(Dataset rows)
◆ ◆ ◆ ◆ ◆
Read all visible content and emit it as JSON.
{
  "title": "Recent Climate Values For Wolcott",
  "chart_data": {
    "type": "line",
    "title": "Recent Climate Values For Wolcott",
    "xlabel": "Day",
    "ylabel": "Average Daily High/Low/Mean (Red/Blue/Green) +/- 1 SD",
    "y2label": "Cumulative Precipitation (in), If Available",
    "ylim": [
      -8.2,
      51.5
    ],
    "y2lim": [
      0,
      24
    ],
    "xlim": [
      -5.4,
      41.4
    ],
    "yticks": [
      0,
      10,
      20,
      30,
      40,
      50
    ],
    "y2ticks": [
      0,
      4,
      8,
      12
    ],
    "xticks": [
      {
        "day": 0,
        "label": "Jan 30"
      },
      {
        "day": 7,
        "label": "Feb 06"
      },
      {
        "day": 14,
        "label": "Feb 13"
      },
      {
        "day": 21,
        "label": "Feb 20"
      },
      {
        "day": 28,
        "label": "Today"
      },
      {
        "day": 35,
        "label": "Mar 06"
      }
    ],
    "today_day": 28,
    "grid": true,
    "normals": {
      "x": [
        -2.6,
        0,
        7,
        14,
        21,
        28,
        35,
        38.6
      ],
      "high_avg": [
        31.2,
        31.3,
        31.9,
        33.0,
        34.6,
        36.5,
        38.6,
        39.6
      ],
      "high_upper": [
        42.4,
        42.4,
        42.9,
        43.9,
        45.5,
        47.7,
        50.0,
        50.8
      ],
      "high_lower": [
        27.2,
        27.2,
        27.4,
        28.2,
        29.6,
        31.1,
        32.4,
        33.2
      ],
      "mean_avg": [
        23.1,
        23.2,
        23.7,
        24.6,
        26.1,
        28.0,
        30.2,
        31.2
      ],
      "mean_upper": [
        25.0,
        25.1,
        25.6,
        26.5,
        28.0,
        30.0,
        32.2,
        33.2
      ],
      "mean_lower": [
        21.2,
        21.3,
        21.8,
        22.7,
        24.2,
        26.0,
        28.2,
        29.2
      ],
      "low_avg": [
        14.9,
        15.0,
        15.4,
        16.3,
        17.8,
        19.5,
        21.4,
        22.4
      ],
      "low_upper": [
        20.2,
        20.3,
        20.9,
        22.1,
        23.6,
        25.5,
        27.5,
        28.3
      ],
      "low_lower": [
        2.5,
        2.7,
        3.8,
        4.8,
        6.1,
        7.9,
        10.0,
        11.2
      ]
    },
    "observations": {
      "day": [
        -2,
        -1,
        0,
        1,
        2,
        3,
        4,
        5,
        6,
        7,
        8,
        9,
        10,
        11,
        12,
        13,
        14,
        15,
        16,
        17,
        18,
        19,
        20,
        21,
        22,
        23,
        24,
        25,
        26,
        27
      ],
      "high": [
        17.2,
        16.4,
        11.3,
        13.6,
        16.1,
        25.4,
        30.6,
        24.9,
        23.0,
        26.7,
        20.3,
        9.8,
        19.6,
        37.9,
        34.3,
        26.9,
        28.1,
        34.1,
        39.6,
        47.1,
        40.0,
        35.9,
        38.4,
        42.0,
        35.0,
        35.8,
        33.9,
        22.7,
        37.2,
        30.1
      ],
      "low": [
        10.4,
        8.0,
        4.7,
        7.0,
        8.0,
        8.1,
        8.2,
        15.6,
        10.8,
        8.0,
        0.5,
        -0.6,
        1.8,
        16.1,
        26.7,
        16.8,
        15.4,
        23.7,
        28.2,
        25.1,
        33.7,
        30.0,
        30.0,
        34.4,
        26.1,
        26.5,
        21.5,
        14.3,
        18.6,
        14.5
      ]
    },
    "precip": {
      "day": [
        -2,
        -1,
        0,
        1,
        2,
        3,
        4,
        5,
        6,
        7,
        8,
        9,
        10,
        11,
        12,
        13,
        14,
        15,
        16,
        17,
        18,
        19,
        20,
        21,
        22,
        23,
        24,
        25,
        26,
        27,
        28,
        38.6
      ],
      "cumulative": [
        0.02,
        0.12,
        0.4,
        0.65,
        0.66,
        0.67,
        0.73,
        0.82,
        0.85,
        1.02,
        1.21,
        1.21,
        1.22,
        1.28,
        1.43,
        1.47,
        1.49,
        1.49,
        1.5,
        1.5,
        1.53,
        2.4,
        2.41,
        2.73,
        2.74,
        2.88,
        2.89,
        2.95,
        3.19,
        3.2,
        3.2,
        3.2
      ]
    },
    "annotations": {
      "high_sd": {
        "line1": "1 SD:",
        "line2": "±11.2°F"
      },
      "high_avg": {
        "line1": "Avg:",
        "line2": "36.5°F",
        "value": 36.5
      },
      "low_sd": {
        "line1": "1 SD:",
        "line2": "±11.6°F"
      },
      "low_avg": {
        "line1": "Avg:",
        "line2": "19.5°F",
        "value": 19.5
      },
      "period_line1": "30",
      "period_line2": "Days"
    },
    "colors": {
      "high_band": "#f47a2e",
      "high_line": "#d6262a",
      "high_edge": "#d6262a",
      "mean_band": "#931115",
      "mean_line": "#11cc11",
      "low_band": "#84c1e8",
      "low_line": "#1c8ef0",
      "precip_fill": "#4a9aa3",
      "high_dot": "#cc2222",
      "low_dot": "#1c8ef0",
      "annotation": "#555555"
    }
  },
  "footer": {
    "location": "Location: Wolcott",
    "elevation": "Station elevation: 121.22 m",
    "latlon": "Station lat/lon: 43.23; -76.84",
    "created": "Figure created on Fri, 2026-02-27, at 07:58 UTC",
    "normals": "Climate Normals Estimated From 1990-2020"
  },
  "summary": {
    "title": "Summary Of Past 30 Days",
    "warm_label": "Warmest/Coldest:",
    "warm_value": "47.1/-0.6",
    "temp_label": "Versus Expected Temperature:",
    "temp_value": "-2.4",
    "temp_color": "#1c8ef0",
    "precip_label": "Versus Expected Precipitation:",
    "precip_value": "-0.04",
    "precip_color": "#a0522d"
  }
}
◆ ◆ ◆ ◆ ◆
* **TASK GOAL**
Quote all the records. Keep every word exact.

* **FINAL ANSWER**
Read all visible content and emit it as JSON.
{
  "title": "Recent Climate Values For Wolcott",
  "chart_data": {
    "type": "line",
    "title": "Recent Climate Values For Wolcott",
    "xlabel": "Day",
    "ylabel": "Average Daily High/Low/Mean (Red/Blue/Green) +/- 1 SD",
    "y2label": "Cumulative Precipitation (in), If Available",
    "ylim": [
      -8.2,
      51.5
    ],
    "y2lim": [
      0,
      24
    ],
    "xlim": [
      -5.4,
      41.4
    ],
    "yticks": [
      0,
      10,
      20,
      30,
      40,
      50
    ],
    "y2ticks": [
      0,
      4,
      8,
      12
    ],
    "xticks": [
      {
        "day": 0,
        "label": "Jan 30"
      },
      {
        "day": 7,
        "label": "Feb 06"
      },
      {
        "day": 14,
        "label": "Feb 13"
      },
      {
        "day": 21,
        "label": "Feb 20"
      },
      {
        "day": 28,
        "label": "Today"
      },
      {
        "day": 35,
        "label": "Mar 06"
      }
    ],
    "today_day": 28,
    "grid": true,
    "normals": {
      "x": [
        -2.6,
        0,
        7,
        14,
        21,
        28,
        35,
        38.6
      ],
      "high_avg": [
        31.2,
        31.3,
        31.9,
        33.0,
        34.6,
        36.5,
        38.6,
        39.6
      ],
      "high_upper": [
        42.4,
        42.4,
        42.9,
        43.9,
        45.5,
        47.7,
        50.0,
        50.8
      ],
      "high_lower": [
        27.2,
        27.2,
        27.4,
        28.2,
        29.6,
        31.1,
        32.4,
        33.2
      ],
      "mean_avg": [
        23.1,
        23.2,
        23.7,
        24.6,
        26.1,
        28.0,
        30.2,
        31.2
      ],
      "mean_upper": [
        25.0,
        25.1,
        25.6,
        26.5,
        28.0,
        30.0,
        32.2,
        33.2
      ],
      "mean_lower": [
        21.2,
        21.3,
        21.8,
        22.7,
        24.2,
        26.0,
        28.2,
        29.2
      ],
      "low_avg": [
        14.9,
        15.0,
        15.4,
        16.3,
        17.8,
        19.5,
        21.4,
        22.4
      ],
      "low_upper": [
        20.2,
        20.3,
        20.9,
        22.1,
        23.6,
        25.5,
        27.5,
        28.3
      ],
      "low_lower": [
        2.5,
        2.7,
        3.8,
        4.8,
        6.1,
        7.9,
        10.0,
        11.2
      ]
    },
    "observations": {
      "day": [
        -2,
        -1,
        0,
        1,
        2,
        3,
        4,
        5,
        6,
        7,
        8,
        9,
        10,
        11,
        12,
        13,
        14,
        15,
        16,
        17,
        18,
        19,
        20,
        21,
        22,
        23,
        24,
        25,
        26,
        27
      ],
      "high": [
        17.2,
        16.4,
        11.3,
        13.6,
        16.1,
        25.4,
        30.6,
        24.9,
        23.0,
        26.7,
        20.3,
        9.8,
        19.6,
        37.9,
        34.3,
        26.9,
        28.1,
        34.1,
        39.6,
        47.1,
        40.0,
        35.9,
        38.4,
        42.0,
        35.0,
        35.8,
        33.9,
        22.7,
        37.2,
        30.1
      ],
      "low": [
        10.4,
        8.0,
        4.7,
        7.0,
        8.0,
        8.1,
        8.2,
        15.6,
        10.8,
        8.0,
        0.5,
        -0.6,
        1.8,
        16.1,
        26.7,
        16.8,
        15.4,
        23.7,
        28.2,
        25.1,
        33.7,
        30.0,
        30.0,
        34.4,
        26.1,
        26.5,
        21.5,
        14.3,
        18.6,
        14.5
      ]
    },
    "precip": {
      "day": [
        -2,
        -1,
        0,
        1,
        2,
        3,
        4,
        5,
        6,
        7,
        8,
        9,
        10,
        11,
        12,
        13,
        14,
        15,
        16,
        17,
        18,
        19,
        20,
        21,
        22,
        23,
        24,
        25,
        26,
        27,
        28,
        38.6
      ],
      "cumulative": [
        0.02,
        0.12,
        0.4,
        0.65,
        0.66,
        0.67,
        0.73,
        0.82,
        0.85,
        1.02,
        1.21,
        1.21,
        1.22,
        1.28,
        1.43,
        1.47,
        1.49,
        1.49,
        1.5,
        1.5,
        1.53,
        2.4,
        2.41,
        2.73,
        2.74,
        2.88,
        2.89,
        2.95,
        3.19,
        3.2,
        3.2,
        3.2
      ]
    },
    "annotations": {
      "high_sd": {
        "line1": "1 SD:",
        "line2": "±11.2°F"
      },
      "high_avg": {
        "line1": "Avg:",
        "line2": "36.5°F",
        "value": 36.5
      },
      "low_sd": {
        "line1": "1 SD:",
        "line2": "±11.6°F"
      },
      "low_avg": {
        "line1": "Avg:",
        "line2": "19.5°F",
        "value": 19.5
      },
      "period_line1": "30",
      "period_line2": "Days"
    },
    "colors": {
      "high_band": "#f47a2e",
      "high_line": "#d6262a",
      "high_edge": "#d6262a",
      "mean_band": "#931115",
      "mean_line": "#11cc11",
      "low_band": "#84c1e8",
      "low_line": "#1c8ef0",
      "precip_fill": "#4a9aa3",
      "high_dot": "#cc2222",
      "low_dot": "#1c8ef0",
      "annotation": "#555555"
    }
  },
  "footer": {
    "location": "Location: Wolcott",
    "elevation": "Station elevation: 121.22 m",
    "latlon": "Station lat/lon: 43.23; -76.84",
    "created": "Figure created on Fri, 2026-02-27, at 07:58 UTC",
    "normals": "Climate Normals Estimated From 1990-2020"
  },
  "summary": {
    "title": "Summary Of Past 30 Days",
    "warm_label": "Warmest/Coldest:",
    "warm_value": "47.1/-0.6",
    "temp_label": "Versus Expected Temperature:",
    "temp_value": "-2.4",
    "temp_color": "#1c8ef0",
    "precip_label": "Versus Expected Precipitation:",
    "precip_value": "-0.04",
    "precip_color": "#a0522d"
  }
}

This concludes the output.